*Exercise directions*. Images do not belong in the copy. Retype all the entries below exactly.

*Information given*.
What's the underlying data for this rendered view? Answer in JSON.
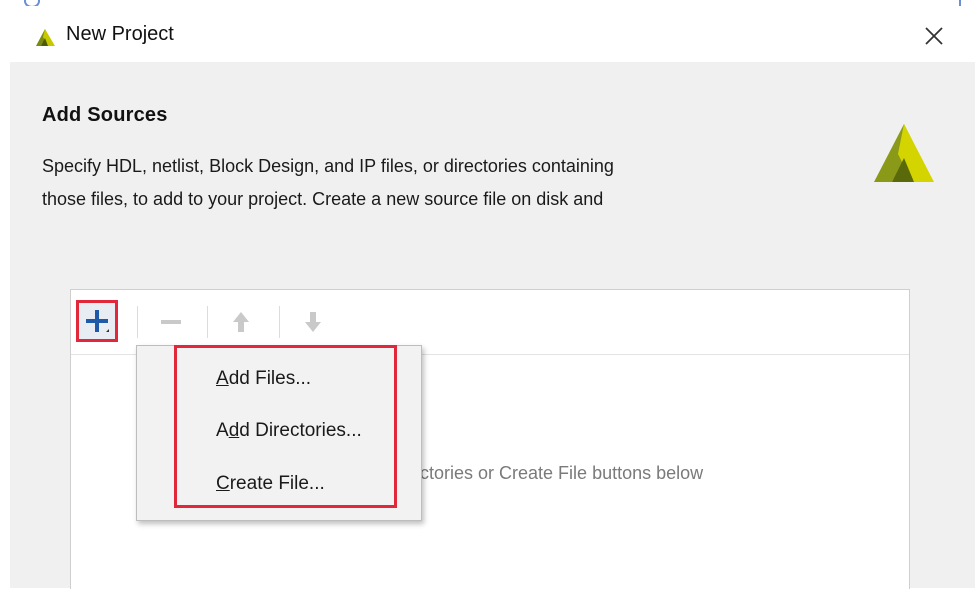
{
  "window": {
    "title": "New Project",
    "logo_icon": "vivado-logo-icon",
    "close_icon": "close-icon"
  },
  "page": {
    "heading": "Add Sources",
    "description_line1": "Specify HDL, netlist, Block Design, and IP files, or directories containing",
    "description_line2": "those files, to add to your project. Create a new source file on disk and"
  },
  "toolbar": {
    "add_icon": "plus-icon",
    "remove_icon": "minus-icon",
    "move_up_icon": "arrow-up-icon",
    "move_down_icon": "arrow-down-icon"
  },
  "sources_list": {
    "empty_hint": "ectories or Create File buttons below"
  },
  "add_menu": {
    "items": [
      {
        "label_pre": "",
        "mnemonic": "A",
        "label_post": "dd Files..."
      },
      {
        "label_pre": "A",
        "mnemonic": "d",
        "label_post": "d Directories..."
      },
      {
        "label_pre": "",
        "mnemonic": "C",
        "label_post": "reate File..."
      }
    ]
  },
  "colors": {
    "highlight_red": "#e0283a",
    "logo_olive": "#7a8a10",
    "logo_yellow": "#c8c800",
    "add_blue": "#1f5aa8",
    "panel_bg": "#f0f0f0"
  }
}
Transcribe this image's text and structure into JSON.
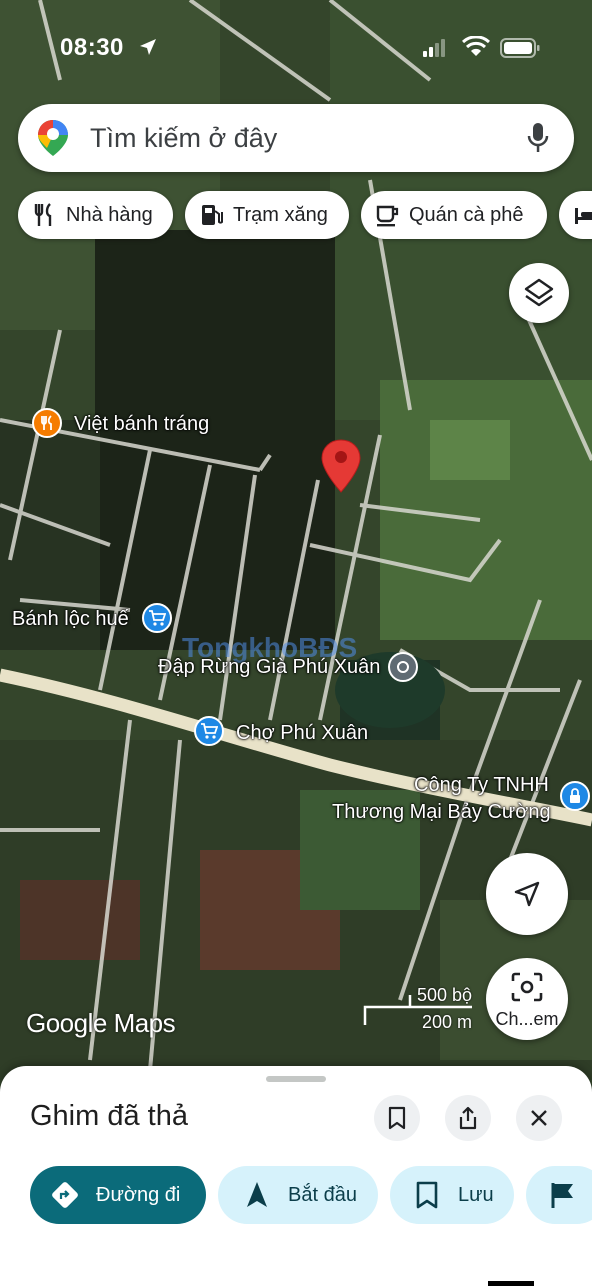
{
  "status_bar": {
    "time": "08:30"
  },
  "search": {
    "placeholder": "Tìm kiếm ở đây"
  },
  "chips": [
    {
      "label": "Nhà hàng",
      "icon": "restaurant-icon"
    },
    {
      "label": "Trạm xăng",
      "icon": "gas-station-icon"
    },
    {
      "label": "Quán cà phê",
      "icon": "coffee-icon"
    },
    {
      "label": "",
      "icon": "hotel-icon"
    }
  ],
  "map": {
    "places": {
      "viet_banh_trang": "Việt bánh tráng",
      "banh_loc_hue": "Bánh lộc huế",
      "dap_rung_gia": "Đập Rừng Già Phú Xuân",
      "cho_phu_xuan": "Chợ Phú Xuân",
      "cong_ty_line1": "Công Ty TNHH",
      "cong_ty_line2": "Thương Mại Bảy Cường"
    },
    "watermark": "TongkhoBĐS",
    "attribution": "Google Maps",
    "scale": {
      "imperial": "500 bộ",
      "metric": "200 m"
    },
    "lens_label": "Ch...em",
    "colors": {
      "pin": "#e53935",
      "poi_orange": "#f57c00",
      "poi_blue": "#1e88e5",
      "road": "#e8e2c8"
    }
  },
  "sheet": {
    "title": "Ghim đã thả",
    "actions": [
      {
        "label": "Đường đi",
        "icon": "directions-icon"
      },
      {
        "label": "Bắt đầu",
        "icon": "navigation-arrow-icon"
      },
      {
        "label": "Lưu",
        "icon": "bookmark-icon"
      },
      {
        "label": "",
        "icon": "flag-icon"
      }
    ],
    "accent": "#0b6b7a"
  }
}
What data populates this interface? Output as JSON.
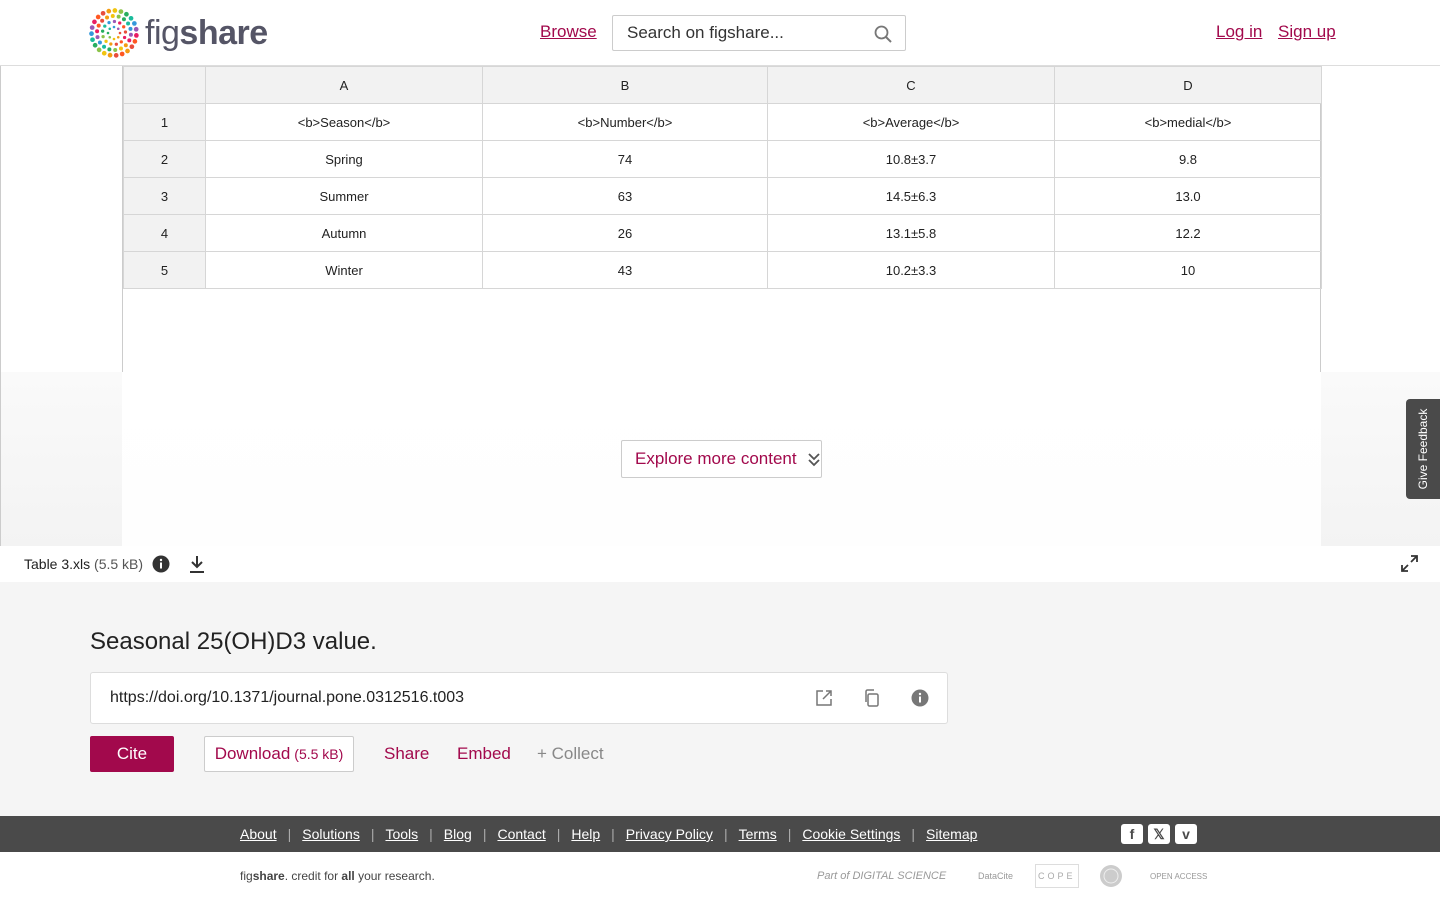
{
  "header": {
    "logo_text_a": "fig",
    "logo_text_b": "share",
    "browse": "Browse",
    "search_placeholder": "Search on figshare...",
    "login": "Log in",
    "signup": "Sign up"
  },
  "sheet": {
    "columns": [
      "A",
      "B",
      "C",
      "D"
    ],
    "rows": [
      {
        "num": "1",
        "cells": [
          "<b>Season</b>",
          "<b>Number</b>",
          "<b>Average</b>",
          "<b>medial</b>"
        ]
      },
      {
        "num": "2",
        "cells": [
          "Spring",
          "74",
          "10.8±3.7",
          "9.8"
        ]
      },
      {
        "num": "3",
        "cells": [
          "Summer",
          "63",
          "14.5±6.3",
          "13.0"
        ]
      },
      {
        "num": "4",
        "cells": [
          "Autumn",
          "26",
          "13.1±5.8",
          "12.2"
        ]
      },
      {
        "num": "5",
        "cells": [
          "Winter",
          "43",
          "10.2±3.3",
          "10"
        ]
      }
    ]
  },
  "explore_label": "Explore more content",
  "file": {
    "name": "Table 3.xls",
    "size": "(5.5 kB)"
  },
  "feedback": "Give Feedback",
  "item": {
    "title": "Seasonal 25(OH)D3 value.",
    "doi": "https://doi.org/10.1371/journal.pone.0312516.t003",
    "cite": "Cite",
    "download": "Download",
    "download_size": "(5.5 kB)",
    "share": "Share",
    "embed": "Embed",
    "collect": "+ Collect"
  },
  "footer": {
    "links": [
      "About",
      "Solutions",
      "Tools",
      "Blog",
      "Contact",
      "Help",
      "Privacy Policy",
      "Terms",
      "Cookie Settings",
      "Sitemap"
    ],
    "social": [
      "facebook-icon",
      "x-icon",
      "vimeo-icon"
    ],
    "tagline_a": "fig",
    "tagline_b": "share",
    "tagline_c": ". credit for ",
    "tagline_d": "all",
    "tagline_e": " your research.",
    "partners": [
      "Part of DIGITAL SCIENCE",
      "DataCite",
      "COPE",
      "seal",
      "OPEN ACCESS"
    ]
  },
  "colors": {
    "brand": "#a2094c",
    "footer_bg": "#4a4a4a"
  }
}
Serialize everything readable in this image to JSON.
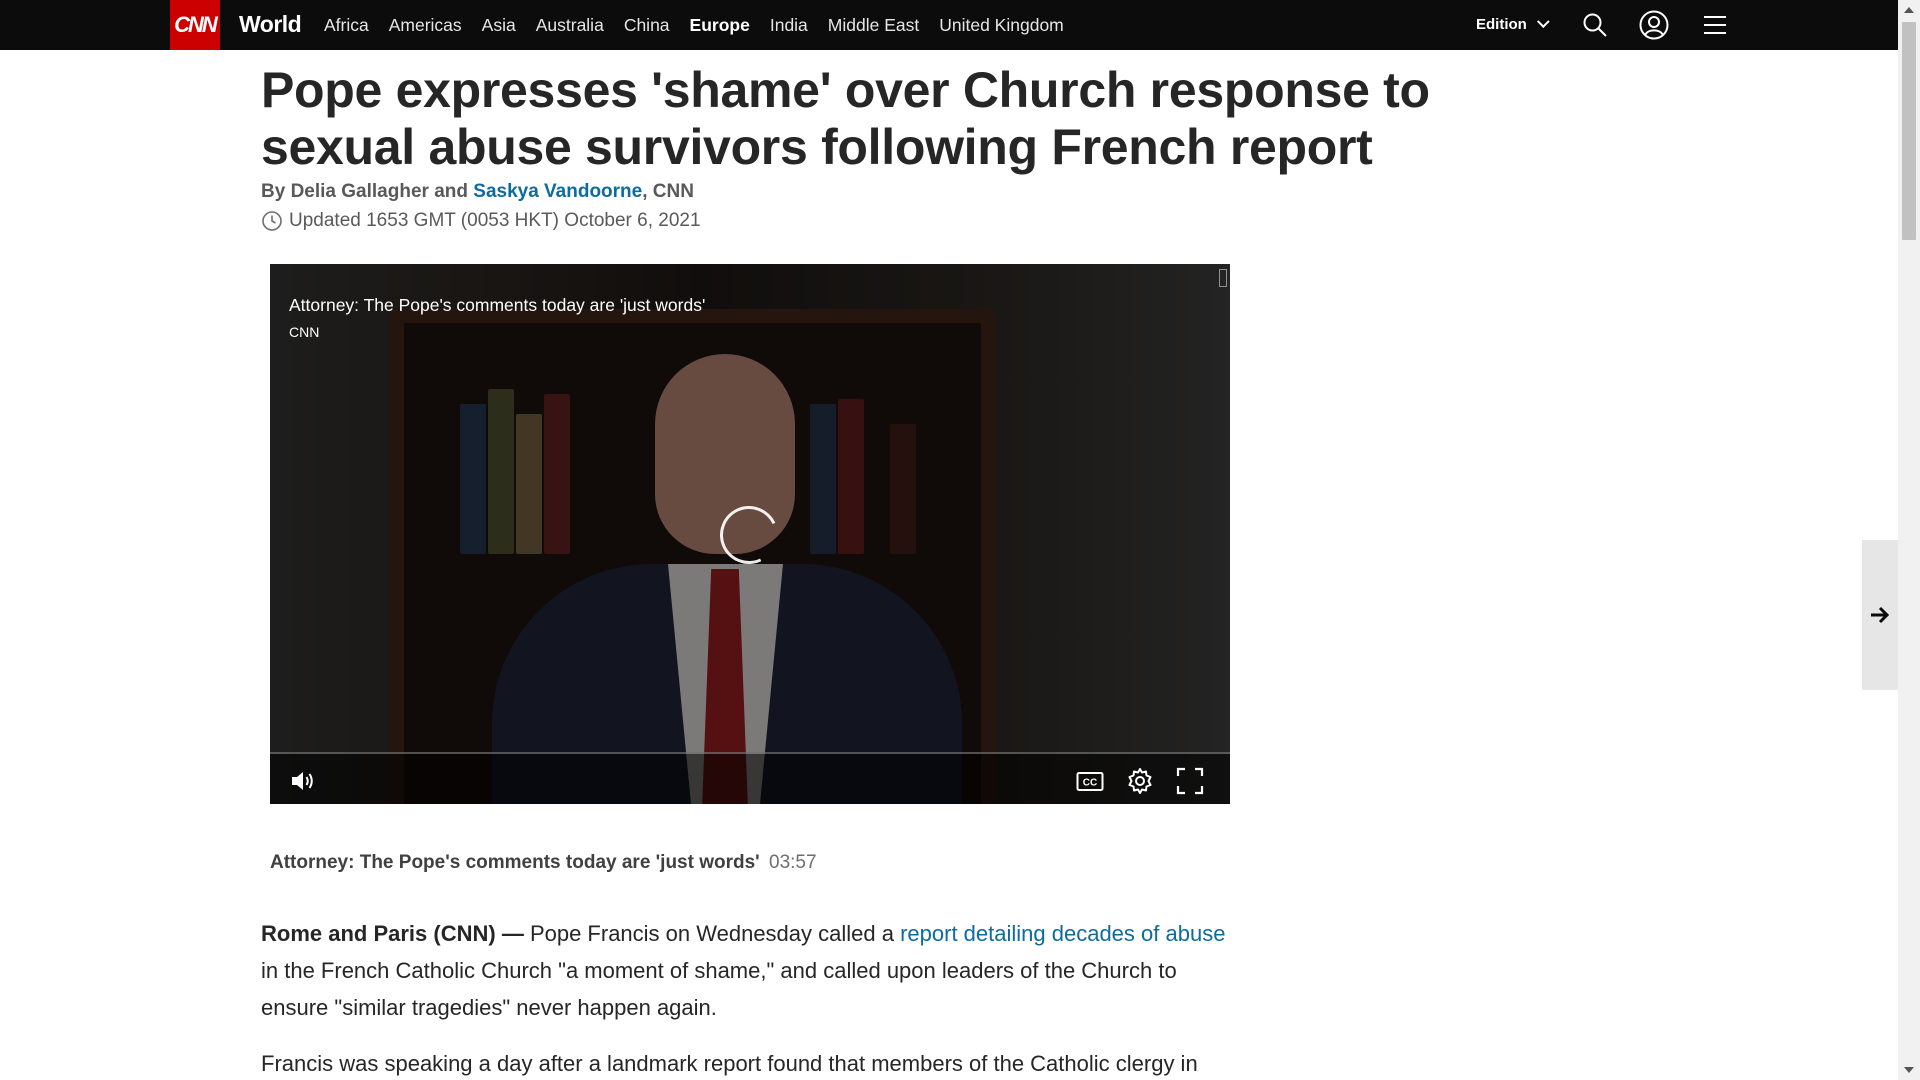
{
  "nav": {
    "logo": "CNN",
    "section": "World",
    "links": [
      "Africa",
      "Americas",
      "Asia",
      "Australia",
      "China",
      "Europe",
      "India",
      "Middle East",
      "United Kingdom"
    ],
    "active_link": "Europe",
    "edition_label": "Edition"
  },
  "article": {
    "headline": "Pope expresses 'shame' over Church response to sexual abuse survivors following French report",
    "byline": {
      "prefix": "By ",
      "author1": "Delia Gallagher",
      "conj": " and ",
      "author2": "Saskya Vandoorne",
      "suffix": ", CNN"
    },
    "timestamp": "Updated 1653 GMT (0053 HKT) October 6, 2021",
    "video": {
      "title": "Attorney: The Pope's comments today are 'just words'",
      "source": "CNN"
    },
    "caption": {
      "title": "Attorney: The Pope's comments today are 'just words'",
      "duration": "03:57"
    },
    "para1": {
      "dateline": "Rome and Paris (CNN) — ",
      "text_a": "Pope Francis on Wednesday called a ",
      "link": "report detailing decades of abuse",
      "text_b": " in the French Catholic Church \"a moment of shame,\" and called upon leaders of the Church to ensure \"similar tragedies\" never happen again."
    },
    "para2": "Francis was speaking a day after a landmark report found that members of the Catholic clergy in"
  },
  "colors": {
    "nav_bg": "#0c0c0c",
    "brand_red": "#cc0000",
    "link_blue": "#0c6c9f"
  }
}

*The completed task*.
What's the underlying data for this rendered view? Answer in JSON.
{
  "window": {
    "title": "New Project",
    "logo_icon": "vivado-logo-icon",
    "close_icon": "close-icon"
  },
  "page": {
    "heading": "Add Sources",
    "description_line1": "Specify HDL, netlist, Block Design, and IP files, or directories containing",
    "description_line2": "those files, to add to your project. Create a new source file on disk and"
  },
  "toolbar": {
    "add_icon": "plus-icon",
    "remove_icon": "minus-icon",
    "move_up_icon": "arrow-up-icon",
    "move_down_icon": "arrow-down-icon"
  },
  "sources_list": {
    "empty_hint": "ectories or Create File buttons below"
  },
  "add_menu": {
    "items": [
      {
        "label_pre": "",
        "mnemonic": "A",
        "label_post": "dd Files..."
      },
      {
        "label_pre": "A",
        "mnemonic": "d",
        "label_post": "d Directories..."
      },
      {
        "label_pre": "",
        "mnemonic": "C",
        "label_post": "reate File..."
      }
    ]
  },
  "colors": {
    "highlight_red": "#e0283a",
    "logo_olive": "#7a8a10",
    "logo_yellow": "#c8c800",
    "add_blue": "#1f5aa8",
    "panel_bg": "#f0f0f0"
  }
}
Transcribe this image's text and structure into JSON.
{
  "status_bar": {
    "time": "08:30"
  },
  "search": {
    "placeholder": "Tìm kiếm ở đây"
  },
  "chips": [
    {
      "label": "Nhà hàng",
      "icon": "restaurant-icon"
    },
    {
      "label": "Trạm xăng",
      "icon": "gas-station-icon"
    },
    {
      "label": "Quán cà phê",
      "icon": "coffee-icon"
    },
    {
      "label": "",
      "icon": "hotel-icon"
    }
  ],
  "map": {
    "places": {
      "viet_banh_trang": "Việt bánh tráng",
      "banh_loc_hue": "Bánh lộc huế",
      "dap_rung_gia": "Đập Rừng Già Phú Xuân",
      "cho_phu_xuan": "Chợ Phú Xuân",
      "cong_ty_line1": "Công Ty TNHH",
      "cong_ty_line2": "Thương Mại Bảy Cường"
    },
    "watermark": "TongkhoBĐS",
    "attribution": "Google Maps",
    "scale": {
      "imperial": "500 bộ",
      "metric": "200 m"
    },
    "lens_label": "Ch...em",
    "colors": {
      "pin": "#e53935",
      "poi_orange": "#f57c00",
      "poi_blue": "#1e88e5",
      "road": "#e8e2c8"
    }
  },
  "sheet": {
    "title": "Ghim đã thả",
    "actions": [
      {
        "label": "Đường đi",
        "icon": "directions-icon"
      },
      {
        "label": "Bắt đầu",
        "icon": "navigation-arrow-icon"
      },
      {
        "label": "Lưu",
        "icon": "bookmark-icon"
      },
      {
        "label": "",
        "icon": "flag-icon"
      }
    ],
    "accent": "#0b6b7a"
  }
}
What data populates this interface? Output as JSON.
{
  "header": {
    "logo_text_a": "fig",
    "logo_text_b": "share",
    "browse": "Browse",
    "search_placeholder": "Search on figshare...",
    "login": "Log in",
    "signup": "Sign up"
  },
  "sheet": {
    "columns": [
      "A",
      "B",
      "C",
      "D"
    ],
    "rows": [
      {
        "num": "1",
        "cells": [
          "<b>Season</b>",
          "<b>Number</b>",
          "<b>Average</b>",
          "<b>medial</b>"
        ]
      },
      {
        "num": "2",
        "cells": [
          "Spring",
          "74",
          "10.8±3.7",
          "9.8"
        ]
      },
      {
        "num": "3",
        "cells": [
          "Summer",
          "63",
          "14.5±6.3",
          "13.0"
        ]
      },
      {
        "num": "4",
        "cells": [
          "Autumn",
          "26",
          "13.1±5.8",
          "12.2"
        ]
      },
      {
        "num": "5",
        "cells": [
          "Winter",
          "43",
          "10.2±3.3",
          "10"
        ]
      }
    ]
  },
  "explore_label": "Explore more content",
  "file": {
    "name": "Table 3.xls",
    "size": "(5.5 kB)"
  },
  "feedback": "Give Feedback",
  "item": {
    "title": "Seasonal 25(OH)D3 value.",
    "doi": "https://doi.org/10.1371/journal.pone.0312516.t003",
    "cite": "Cite",
    "download": "Download",
    "download_size": "(5.5 kB)",
    "share": "Share",
    "embed": "Embed",
    "collect": "+ Collect"
  },
  "footer": {
    "links": [
      "About",
      "Solutions",
      "Tools",
      "Blog",
      "Contact",
      "Help",
      "Privacy Policy",
      "Terms",
      "Cookie Settings",
      "Sitemap"
    ],
    "social": [
      "facebook-icon",
      "x-icon",
      "vimeo-icon"
    ],
    "tagline_a": "fig",
    "tagline_b": "share",
    "tagline_c": ". credit for ",
    "tagline_d": "all",
    "tagline_e": " your research.",
    "partners": [
      "Part of DIGITAL SCIENCE",
      "DataCite",
      "COPE",
      "seal",
      "OPEN ACCESS"
    ]
  },
  "colors": {
    "brand": "#a2094c",
    "footer_bg": "#4a4a4a"
  }
}
Serialize everything readable in this image to JSON.
{
  "nav": {
    "logo": "CNN",
    "section": "World",
    "links": [
      "Africa",
      "Americas",
      "Asia",
      "Australia",
      "China",
      "Europe",
      "India",
      "Middle East",
      "United Kingdom"
    ],
    "active_link": "Europe",
    "edition_label": "Edition"
  },
  "article": {
    "headline": "Pope expresses 'shame' over Church response to sexual abuse survivors following French report",
    "byline": {
      "prefix": "By ",
      "author1": "Delia Gallagher",
      "conj": " and ",
      "author2": "Saskya Vandoorne",
      "suffix": ", CNN"
    },
    "timestamp": "Updated 1653 GMT (0053 HKT) October 6, 2021",
    "video": {
      "title": "Attorney: The Pope's comments today are 'just words'",
      "source": "CNN"
    },
    "caption": {
      "title": "Attorney: The Pope's comments today are 'just words'",
      "duration": "03:57"
    },
    "para1": {
      "dateline": "Rome and Paris (CNN) — ",
      "text_a": "Pope Francis on Wednesday called a ",
      "link": "report detailing decades of abuse",
      "text_b": " in the French Catholic Church \"a moment of shame,\" and called upon leaders of the Church to ensure \"similar tragedies\" never happen again."
    },
    "para2": "Francis was speaking a day after a landmark report found that members of the Catholic clergy in"
  },
  "colors": {
    "nav_bg": "#0c0c0c",
    "brand_red": "#cc0000",
    "link_blue": "#0c6c9f"
  }
}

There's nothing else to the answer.